> **DATA ENTRIES**:
::::::::::

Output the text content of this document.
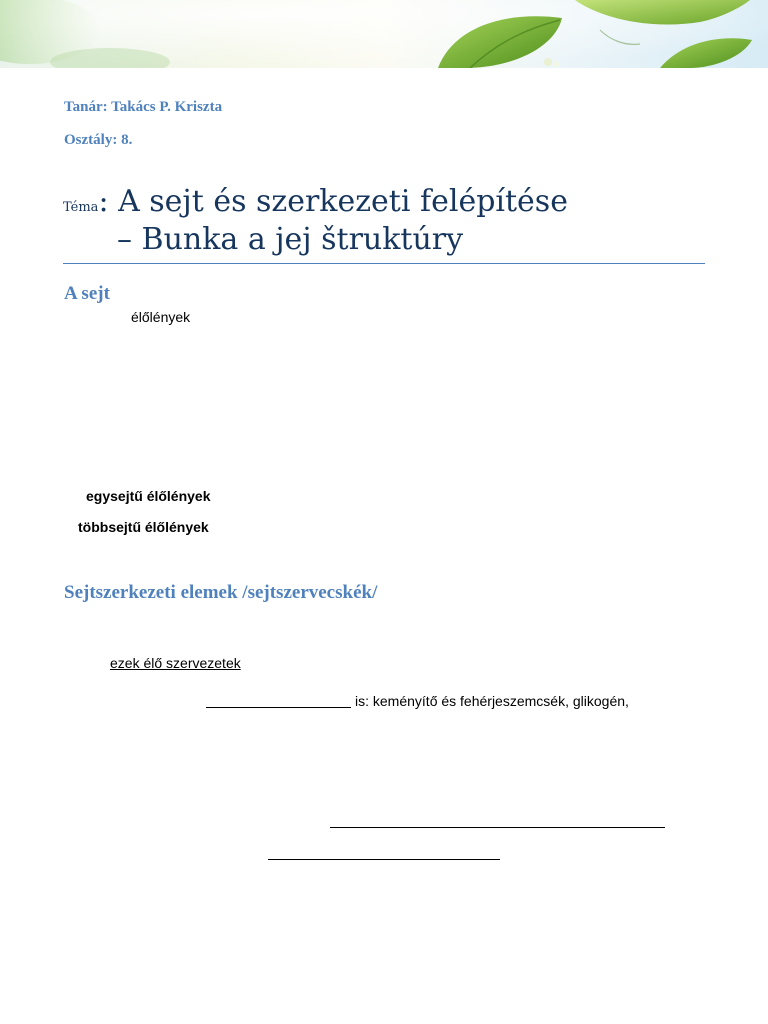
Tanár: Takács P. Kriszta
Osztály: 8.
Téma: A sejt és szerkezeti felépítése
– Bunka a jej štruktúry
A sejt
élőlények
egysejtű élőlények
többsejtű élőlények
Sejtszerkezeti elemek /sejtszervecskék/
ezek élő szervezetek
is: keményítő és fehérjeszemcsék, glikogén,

::::::::::

> **EXERCISE AIM**: Gather every line containing the word "élőlények" and copy it.

> **EXERCISE RESPONSE**:
élőlények
egysejtű élőlények
többsejtű élőlények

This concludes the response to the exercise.